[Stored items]

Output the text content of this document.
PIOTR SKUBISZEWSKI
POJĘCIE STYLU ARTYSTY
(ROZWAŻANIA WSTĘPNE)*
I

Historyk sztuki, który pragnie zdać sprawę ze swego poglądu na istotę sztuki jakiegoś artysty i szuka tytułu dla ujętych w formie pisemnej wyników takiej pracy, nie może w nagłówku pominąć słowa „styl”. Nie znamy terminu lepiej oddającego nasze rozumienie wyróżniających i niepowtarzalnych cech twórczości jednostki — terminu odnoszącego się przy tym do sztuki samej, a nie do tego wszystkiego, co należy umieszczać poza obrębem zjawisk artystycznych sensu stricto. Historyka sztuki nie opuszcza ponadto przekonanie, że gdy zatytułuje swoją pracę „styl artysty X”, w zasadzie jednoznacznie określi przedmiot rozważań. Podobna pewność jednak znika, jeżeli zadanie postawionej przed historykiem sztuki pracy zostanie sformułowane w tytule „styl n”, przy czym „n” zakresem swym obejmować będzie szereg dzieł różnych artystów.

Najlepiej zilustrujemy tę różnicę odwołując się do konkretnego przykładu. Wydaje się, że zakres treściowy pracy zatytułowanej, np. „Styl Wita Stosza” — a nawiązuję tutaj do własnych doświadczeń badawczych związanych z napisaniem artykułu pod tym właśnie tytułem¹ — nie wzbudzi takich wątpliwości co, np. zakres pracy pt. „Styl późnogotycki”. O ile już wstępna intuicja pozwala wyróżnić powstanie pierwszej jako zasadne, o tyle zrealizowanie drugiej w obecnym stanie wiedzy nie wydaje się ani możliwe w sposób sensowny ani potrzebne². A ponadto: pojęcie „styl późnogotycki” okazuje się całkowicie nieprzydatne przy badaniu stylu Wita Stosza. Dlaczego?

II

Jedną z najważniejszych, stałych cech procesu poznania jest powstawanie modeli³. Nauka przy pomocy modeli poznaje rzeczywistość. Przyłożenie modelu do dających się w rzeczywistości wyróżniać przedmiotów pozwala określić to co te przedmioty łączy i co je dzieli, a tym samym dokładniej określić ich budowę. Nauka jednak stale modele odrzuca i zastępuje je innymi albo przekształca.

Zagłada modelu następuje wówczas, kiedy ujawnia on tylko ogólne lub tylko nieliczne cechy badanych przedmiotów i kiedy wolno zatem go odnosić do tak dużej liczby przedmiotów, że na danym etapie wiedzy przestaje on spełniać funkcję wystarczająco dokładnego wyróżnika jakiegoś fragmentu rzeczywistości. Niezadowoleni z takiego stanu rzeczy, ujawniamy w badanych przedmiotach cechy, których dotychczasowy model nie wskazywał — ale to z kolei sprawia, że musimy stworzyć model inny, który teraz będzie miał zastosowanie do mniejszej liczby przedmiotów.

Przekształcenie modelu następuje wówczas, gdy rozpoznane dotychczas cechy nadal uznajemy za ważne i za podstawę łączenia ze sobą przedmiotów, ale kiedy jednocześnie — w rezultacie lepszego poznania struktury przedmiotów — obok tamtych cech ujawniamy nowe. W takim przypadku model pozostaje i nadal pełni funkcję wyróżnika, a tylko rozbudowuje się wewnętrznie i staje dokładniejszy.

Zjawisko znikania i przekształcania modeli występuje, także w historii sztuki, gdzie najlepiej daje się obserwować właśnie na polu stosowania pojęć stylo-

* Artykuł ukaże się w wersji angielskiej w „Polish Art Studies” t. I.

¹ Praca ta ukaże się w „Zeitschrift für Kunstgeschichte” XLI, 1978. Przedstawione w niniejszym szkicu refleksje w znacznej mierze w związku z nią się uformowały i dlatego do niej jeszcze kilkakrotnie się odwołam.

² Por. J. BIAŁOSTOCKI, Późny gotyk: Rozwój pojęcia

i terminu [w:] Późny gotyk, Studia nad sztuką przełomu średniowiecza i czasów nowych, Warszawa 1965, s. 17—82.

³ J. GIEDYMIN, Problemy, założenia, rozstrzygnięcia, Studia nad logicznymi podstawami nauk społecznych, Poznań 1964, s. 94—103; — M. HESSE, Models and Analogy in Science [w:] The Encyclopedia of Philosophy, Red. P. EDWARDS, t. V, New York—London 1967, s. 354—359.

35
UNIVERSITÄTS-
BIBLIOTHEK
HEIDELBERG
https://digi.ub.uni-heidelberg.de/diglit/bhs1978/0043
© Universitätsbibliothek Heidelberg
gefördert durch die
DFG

**Problem to work on:** Your task is to extract all of the records exactly.

**Task answer:**
Output the text content of this document.
PIOTR SKUBISZEWSKI
POJĘCIE STYLU ARTYSTY
(ROZWAŻANIA WSTĘPNE)*
I

Historyk sztuki, który pragnie zdać sprawę ze swego poglądu na istotę sztuki jakiegoś artysty i szuka tytułu dla ujętych w formie pisemnej wyników takiej pracy, nie może w nagłówku pominąć słowa „styl”. Nie znamy terminu lepiej oddającego nasze rozumienie wyróżniających i niepowtarzalnych cech twórczości jednostki — terminu odnoszącego się przy tym do sztuki samej, a nie do tego wszystkiego, co należy umieszczać poza obrębem zjawisk artystycznych sensu stricto. Historyka sztuki nie opuszcza ponadto przekonanie, że gdy zatytułuje swoją pracę „styl artysty X”, w zasadzie jednoznacznie określi przedmiot rozważań. Podobna pewność jednak znika, jeżeli zadanie postawionej przed historykiem sztuki pracy zostanie sformułowane w tytule „styl n”, przy czym „n” zakresem swym obejmować będzie szereg dzieł różnych artystów.

Najlepiej zilustrujemy tę różnicę odwołując się do konkretnego przykładu. Wydaje się, że zakres treściowy pracy zatytułowanej, np. „Styl Wita Stosza” — a nawiązuję tutaj do własnych doświadczeń badawczych związanych z napisaniem artykułu pod tym właśnie tytułem¹ — nie wzbudzi takich wątpliwości co, np. zakres pracy pt. „Styl późnogotycki”. O ile już wstępna intuicja pozwala wyróżnić powstanie pierwszej jako zasadne, o tyle zrealizowanie drugiej w obecnym stanie wiedzy nie wydaje się ani możliwe w sposób sensowny ani potrzebne². A ponadto: pojęcie „styl późnogotycki” okazuje się całkowicie nieprzydatne przy badaniu stylu Wita Stosza. Dlaczego?

II

Jedną z najważniejszych, stałych cech procesu poznania jest powstawanie modeli³. Nauka przy pomocy modeli poznaje rzeczywistość. Przyłożenie modelu do dających się w rzeczywistości wyróżniać przedmiotów pozwala określić to co te przedmioty łączy i co je dzieli, a tym samym dokładniej określić ich budowę. Nauka jednak stale modele odrzuca i zastępuje je innymi albo przekształca.

Zagłada modelu następuje wówczas, kiedy ujawnia on tylko ogólne lub tylko nieliczne cechy badanych przedmiotów i kiedy wolno zatem go odnosić do tak dużej liczby przedmiotów, że na danym etapie wiedzy przestaje on spełniać funkcję wystarczająco dokładnego wyróżnika jakiegoś fragmentu rzeczywistości. Niezadowoleni z takiego stanu rzeczy, ujawniamy w badanych przedmiotach cechy, których dotychczasowy model nie wskazywał — ale to z kolei sprawia, że musimy stworzyć model inny, który teraz będzie miał zastosowanie do mniejszej liczby przedmiotów.

Przekształcenie modelu następuje wówczas, gdy rozpoznane dotychczas cechy nadal uznajemy za ważne i za podstawę łączenia ze sobą przedmiotów, ale kiedy jednocześnie — w rezultacie lepszego poznania struktury przedmiotów — obok tamtych cech ujawniamy nowe. W takim przypadku model pozostaje i nadal pełni funkcję wyróżnika, a tylko rozbudowuje się wewnętrznie i staje dokładniejszy.

Zjawisko znikania i przekształcania modeli występuje, także w historii sztuki, gdzie najlepiej daje się obserwować właśnie na polu stosowania pojęć stylo-

* Artykuł ukaże się w wersji angielskiej w „Polish Art Studies” t. I.

¹ Praca ta ukaże się w „Zeitschrift für Kunstgeschichte” XLI, 1978. Przedstawione w niniejszym szkicu refleksje w znacznej mierze w związku z nią się uformowały i dlatego do niej jeszcze kilkakrotnie się odwołam.

² Por. J. BIAŁOSTOCKI, Późny gotyk: Rozwój pojęcia

i terminu [w:] Późny gotyk, Studia nad sztuką przełomu średniowiecza i czasów nowych, Warszawa 1965, s. 17—82.

³ J. GIEDYMIN, Problemy, założenia, rozstrzygnięcia, Studia nad logicznymi podstawami nauk społecznych, Poznań 1964, s. 94—103; — M. HESSE, Models and Analogy in Science [w:] The Encyclopedia of Philosophy, Red. P. EDWARDS, t. V, New York—London 1967, s. 354—359.

35
UNIVERSITÄTS-
BIBLIOTHEK
HEIDELBERG
https://digi.ub.uni-heidelberg.de/diglit/bhs1978/0043
© Universitätsbibliothek Heidelberg
gefördert durch die
DFG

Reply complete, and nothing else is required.